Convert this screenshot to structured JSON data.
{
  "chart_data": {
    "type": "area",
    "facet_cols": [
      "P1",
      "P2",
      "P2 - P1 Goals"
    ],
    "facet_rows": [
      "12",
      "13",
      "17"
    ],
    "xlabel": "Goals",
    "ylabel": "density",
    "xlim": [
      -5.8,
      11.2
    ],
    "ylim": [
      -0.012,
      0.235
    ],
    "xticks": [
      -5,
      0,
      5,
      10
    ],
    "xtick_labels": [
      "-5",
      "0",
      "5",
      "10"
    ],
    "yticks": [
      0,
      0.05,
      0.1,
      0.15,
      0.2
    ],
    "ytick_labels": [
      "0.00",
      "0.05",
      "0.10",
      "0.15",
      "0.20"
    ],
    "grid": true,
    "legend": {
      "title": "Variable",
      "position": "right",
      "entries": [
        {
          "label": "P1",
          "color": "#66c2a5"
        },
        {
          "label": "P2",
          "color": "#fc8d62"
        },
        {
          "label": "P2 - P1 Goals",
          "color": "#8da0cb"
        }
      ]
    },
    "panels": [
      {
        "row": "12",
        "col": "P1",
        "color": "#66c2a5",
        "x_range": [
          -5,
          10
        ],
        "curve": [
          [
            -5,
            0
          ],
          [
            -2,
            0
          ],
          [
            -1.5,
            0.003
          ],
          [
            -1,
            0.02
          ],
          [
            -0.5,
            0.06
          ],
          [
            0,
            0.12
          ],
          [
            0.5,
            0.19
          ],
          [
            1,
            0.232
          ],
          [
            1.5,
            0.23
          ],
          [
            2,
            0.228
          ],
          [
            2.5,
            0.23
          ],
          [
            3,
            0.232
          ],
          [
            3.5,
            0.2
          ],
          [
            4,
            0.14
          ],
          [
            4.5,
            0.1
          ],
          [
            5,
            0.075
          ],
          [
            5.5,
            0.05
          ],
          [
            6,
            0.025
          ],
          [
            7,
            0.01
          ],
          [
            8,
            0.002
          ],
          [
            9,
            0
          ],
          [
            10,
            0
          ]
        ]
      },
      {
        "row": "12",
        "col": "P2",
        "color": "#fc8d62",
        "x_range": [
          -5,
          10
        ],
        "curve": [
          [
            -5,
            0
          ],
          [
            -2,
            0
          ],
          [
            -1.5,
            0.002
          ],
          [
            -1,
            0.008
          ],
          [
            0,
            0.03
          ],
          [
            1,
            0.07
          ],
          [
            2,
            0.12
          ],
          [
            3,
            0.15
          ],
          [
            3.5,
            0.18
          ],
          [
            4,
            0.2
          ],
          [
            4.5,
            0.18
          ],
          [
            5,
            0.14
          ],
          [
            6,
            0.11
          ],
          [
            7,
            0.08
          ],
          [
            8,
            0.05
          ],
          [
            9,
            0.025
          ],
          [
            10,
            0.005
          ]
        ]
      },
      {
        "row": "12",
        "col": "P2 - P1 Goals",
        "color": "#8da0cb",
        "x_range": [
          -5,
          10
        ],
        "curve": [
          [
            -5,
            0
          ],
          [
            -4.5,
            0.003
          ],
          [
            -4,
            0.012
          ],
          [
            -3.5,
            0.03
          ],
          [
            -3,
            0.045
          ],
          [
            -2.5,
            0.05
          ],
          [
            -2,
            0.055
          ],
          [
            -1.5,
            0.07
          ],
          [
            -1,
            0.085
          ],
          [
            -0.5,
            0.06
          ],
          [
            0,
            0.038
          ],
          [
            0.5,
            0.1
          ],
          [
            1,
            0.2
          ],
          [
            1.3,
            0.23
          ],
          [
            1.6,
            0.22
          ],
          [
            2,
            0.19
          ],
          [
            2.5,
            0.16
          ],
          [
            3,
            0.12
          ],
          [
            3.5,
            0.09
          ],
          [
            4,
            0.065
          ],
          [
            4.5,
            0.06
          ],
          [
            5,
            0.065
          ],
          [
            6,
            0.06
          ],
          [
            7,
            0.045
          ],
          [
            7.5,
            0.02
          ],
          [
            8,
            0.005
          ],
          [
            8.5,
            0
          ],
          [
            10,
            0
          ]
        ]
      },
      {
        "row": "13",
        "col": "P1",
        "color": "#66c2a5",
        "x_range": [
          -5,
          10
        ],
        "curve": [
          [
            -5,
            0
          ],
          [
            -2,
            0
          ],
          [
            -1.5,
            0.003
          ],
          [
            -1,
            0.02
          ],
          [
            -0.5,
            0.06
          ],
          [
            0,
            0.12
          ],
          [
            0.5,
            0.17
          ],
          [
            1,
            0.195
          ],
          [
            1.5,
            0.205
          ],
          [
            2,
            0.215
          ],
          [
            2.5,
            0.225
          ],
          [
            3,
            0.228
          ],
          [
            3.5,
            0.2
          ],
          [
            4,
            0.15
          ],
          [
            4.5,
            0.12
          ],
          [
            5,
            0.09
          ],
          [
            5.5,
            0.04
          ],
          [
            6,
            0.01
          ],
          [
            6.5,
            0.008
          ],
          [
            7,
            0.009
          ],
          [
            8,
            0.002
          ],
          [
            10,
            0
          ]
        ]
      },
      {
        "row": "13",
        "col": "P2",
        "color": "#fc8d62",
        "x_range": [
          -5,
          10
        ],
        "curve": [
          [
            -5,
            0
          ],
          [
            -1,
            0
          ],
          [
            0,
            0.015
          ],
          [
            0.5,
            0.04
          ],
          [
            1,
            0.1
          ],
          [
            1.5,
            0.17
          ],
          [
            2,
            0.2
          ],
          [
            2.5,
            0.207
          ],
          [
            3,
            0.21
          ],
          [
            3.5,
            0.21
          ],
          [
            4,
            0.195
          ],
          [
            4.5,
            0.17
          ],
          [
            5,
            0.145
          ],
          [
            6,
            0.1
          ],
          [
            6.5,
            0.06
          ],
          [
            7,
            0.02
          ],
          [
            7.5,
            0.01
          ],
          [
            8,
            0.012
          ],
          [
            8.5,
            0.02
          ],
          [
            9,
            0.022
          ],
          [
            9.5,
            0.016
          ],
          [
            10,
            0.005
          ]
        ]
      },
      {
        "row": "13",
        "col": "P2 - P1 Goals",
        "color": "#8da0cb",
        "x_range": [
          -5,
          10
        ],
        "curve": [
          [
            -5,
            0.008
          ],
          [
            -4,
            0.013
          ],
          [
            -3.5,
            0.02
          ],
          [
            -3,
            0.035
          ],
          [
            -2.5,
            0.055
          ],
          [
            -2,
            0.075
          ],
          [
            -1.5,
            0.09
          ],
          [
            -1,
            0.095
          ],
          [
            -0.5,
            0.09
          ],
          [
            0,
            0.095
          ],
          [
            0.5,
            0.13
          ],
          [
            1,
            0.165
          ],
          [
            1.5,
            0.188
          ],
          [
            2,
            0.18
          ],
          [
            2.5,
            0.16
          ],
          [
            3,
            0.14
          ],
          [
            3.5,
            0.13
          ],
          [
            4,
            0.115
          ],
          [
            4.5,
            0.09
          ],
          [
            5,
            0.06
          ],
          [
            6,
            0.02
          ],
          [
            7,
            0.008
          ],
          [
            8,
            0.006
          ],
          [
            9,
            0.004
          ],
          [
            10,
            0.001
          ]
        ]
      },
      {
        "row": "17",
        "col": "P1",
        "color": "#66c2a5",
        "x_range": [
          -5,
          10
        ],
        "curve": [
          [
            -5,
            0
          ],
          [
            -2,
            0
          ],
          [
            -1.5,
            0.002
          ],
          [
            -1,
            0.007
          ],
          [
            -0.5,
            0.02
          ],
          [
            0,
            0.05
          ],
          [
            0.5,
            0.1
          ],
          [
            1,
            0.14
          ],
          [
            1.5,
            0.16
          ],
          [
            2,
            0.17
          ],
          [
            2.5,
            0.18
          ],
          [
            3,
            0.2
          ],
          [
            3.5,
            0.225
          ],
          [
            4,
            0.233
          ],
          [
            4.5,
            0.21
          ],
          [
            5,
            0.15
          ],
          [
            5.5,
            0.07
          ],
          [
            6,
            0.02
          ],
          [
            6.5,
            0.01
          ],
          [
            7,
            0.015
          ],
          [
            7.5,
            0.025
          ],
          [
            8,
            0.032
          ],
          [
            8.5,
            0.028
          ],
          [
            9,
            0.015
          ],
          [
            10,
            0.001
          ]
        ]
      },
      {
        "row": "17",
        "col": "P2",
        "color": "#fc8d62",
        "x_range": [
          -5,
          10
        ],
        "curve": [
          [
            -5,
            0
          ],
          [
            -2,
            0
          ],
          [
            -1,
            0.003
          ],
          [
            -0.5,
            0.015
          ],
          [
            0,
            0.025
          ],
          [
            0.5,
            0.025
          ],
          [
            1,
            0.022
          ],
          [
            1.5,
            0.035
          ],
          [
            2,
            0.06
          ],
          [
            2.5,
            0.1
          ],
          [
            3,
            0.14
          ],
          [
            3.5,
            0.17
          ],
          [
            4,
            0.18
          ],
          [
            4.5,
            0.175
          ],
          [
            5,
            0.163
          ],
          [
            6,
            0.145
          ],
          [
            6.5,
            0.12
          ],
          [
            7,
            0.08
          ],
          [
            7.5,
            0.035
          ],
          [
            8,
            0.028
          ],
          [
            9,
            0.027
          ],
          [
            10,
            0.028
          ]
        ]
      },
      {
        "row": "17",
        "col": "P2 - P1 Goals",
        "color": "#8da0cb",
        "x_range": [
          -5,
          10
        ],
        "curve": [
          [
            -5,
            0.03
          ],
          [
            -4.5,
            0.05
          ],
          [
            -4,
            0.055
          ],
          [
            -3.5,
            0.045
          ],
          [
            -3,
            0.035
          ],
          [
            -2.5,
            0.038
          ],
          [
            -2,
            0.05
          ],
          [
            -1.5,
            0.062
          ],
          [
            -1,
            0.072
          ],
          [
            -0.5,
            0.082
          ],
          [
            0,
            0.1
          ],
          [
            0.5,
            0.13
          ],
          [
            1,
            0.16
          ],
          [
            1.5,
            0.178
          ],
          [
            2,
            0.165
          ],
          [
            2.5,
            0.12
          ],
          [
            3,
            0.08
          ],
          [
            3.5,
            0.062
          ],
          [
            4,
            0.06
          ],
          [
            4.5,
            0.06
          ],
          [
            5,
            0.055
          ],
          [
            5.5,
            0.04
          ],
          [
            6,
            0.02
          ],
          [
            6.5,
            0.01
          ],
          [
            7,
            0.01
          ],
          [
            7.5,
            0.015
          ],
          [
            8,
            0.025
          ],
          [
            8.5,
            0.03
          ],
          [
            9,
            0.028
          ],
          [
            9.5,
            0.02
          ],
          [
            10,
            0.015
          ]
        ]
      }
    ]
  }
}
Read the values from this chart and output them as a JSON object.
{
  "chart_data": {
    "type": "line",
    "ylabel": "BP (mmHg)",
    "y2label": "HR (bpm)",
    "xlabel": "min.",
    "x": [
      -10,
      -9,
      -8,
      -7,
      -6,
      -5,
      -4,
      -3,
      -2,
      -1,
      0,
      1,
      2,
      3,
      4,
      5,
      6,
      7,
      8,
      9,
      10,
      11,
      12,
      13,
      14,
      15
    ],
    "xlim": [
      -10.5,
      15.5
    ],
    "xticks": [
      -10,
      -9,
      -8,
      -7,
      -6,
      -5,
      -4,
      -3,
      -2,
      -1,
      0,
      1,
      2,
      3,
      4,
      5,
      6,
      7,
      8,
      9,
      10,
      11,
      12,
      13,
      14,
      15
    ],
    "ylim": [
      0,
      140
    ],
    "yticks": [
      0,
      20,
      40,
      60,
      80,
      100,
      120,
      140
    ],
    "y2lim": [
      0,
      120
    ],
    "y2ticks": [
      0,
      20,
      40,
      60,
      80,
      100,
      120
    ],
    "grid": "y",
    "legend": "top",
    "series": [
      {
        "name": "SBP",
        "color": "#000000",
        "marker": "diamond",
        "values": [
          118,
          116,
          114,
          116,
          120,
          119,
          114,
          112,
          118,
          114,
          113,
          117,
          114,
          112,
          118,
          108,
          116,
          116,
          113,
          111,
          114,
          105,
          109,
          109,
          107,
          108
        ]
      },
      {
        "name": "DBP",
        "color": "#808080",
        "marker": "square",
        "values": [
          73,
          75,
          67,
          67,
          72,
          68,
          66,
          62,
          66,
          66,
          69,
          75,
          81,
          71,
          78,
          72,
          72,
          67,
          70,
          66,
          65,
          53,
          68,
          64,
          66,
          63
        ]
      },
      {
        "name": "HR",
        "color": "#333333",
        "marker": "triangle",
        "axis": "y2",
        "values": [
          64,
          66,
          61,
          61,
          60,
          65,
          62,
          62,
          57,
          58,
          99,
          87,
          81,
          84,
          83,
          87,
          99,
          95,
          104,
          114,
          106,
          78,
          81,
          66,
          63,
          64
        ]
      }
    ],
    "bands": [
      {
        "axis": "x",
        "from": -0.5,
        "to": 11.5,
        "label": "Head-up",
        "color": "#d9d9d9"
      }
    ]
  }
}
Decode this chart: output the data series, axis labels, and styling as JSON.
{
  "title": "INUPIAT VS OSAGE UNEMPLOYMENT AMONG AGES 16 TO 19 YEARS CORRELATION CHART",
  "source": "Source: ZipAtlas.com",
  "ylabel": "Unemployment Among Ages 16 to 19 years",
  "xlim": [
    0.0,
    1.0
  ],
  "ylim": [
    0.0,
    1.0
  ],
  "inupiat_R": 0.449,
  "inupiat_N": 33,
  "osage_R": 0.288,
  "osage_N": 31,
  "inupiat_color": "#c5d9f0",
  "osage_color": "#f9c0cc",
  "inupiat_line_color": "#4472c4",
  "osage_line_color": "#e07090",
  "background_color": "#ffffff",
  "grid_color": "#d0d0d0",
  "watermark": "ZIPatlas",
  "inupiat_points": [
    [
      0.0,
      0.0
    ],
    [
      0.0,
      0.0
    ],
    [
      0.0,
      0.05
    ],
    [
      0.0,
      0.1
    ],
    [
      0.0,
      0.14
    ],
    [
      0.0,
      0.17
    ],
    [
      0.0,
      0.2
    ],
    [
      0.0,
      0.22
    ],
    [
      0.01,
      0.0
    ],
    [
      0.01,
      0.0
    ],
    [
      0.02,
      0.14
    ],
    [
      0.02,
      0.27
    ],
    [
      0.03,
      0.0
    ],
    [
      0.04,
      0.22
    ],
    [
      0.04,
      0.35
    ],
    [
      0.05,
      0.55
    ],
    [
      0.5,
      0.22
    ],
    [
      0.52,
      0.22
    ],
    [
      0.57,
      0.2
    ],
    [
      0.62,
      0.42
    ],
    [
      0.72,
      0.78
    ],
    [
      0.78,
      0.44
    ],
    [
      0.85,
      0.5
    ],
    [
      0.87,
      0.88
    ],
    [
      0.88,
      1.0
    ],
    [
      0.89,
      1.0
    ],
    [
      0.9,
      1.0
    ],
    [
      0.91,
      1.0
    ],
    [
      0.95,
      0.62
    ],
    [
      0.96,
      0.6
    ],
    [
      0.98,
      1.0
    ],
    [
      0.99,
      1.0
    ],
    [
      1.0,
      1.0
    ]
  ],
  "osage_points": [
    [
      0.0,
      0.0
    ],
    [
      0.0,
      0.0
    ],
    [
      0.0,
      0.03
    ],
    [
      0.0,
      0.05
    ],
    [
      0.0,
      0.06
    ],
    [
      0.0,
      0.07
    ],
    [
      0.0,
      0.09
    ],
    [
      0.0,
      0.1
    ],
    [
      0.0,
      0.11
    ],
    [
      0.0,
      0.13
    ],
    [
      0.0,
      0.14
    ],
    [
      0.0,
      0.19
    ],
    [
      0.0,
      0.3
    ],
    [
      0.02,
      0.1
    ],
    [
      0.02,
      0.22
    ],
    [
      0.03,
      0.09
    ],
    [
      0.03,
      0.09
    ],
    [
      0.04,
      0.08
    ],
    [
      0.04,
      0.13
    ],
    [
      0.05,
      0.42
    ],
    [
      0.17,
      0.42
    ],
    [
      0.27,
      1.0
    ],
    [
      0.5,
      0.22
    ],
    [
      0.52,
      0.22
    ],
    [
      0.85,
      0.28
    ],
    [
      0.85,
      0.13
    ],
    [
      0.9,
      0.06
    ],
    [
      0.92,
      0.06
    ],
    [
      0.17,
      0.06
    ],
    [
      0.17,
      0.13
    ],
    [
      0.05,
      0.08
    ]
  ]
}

● **Problem to solve**
Scan the material and collect every line that contains "title".

● **Written answer**
      "title": "Variable",
  "title": "INUPIAT VS OSAGE UNEMPLOYMENT AMONG AGES 16 TO 19 YEARS CORRELATION CHART",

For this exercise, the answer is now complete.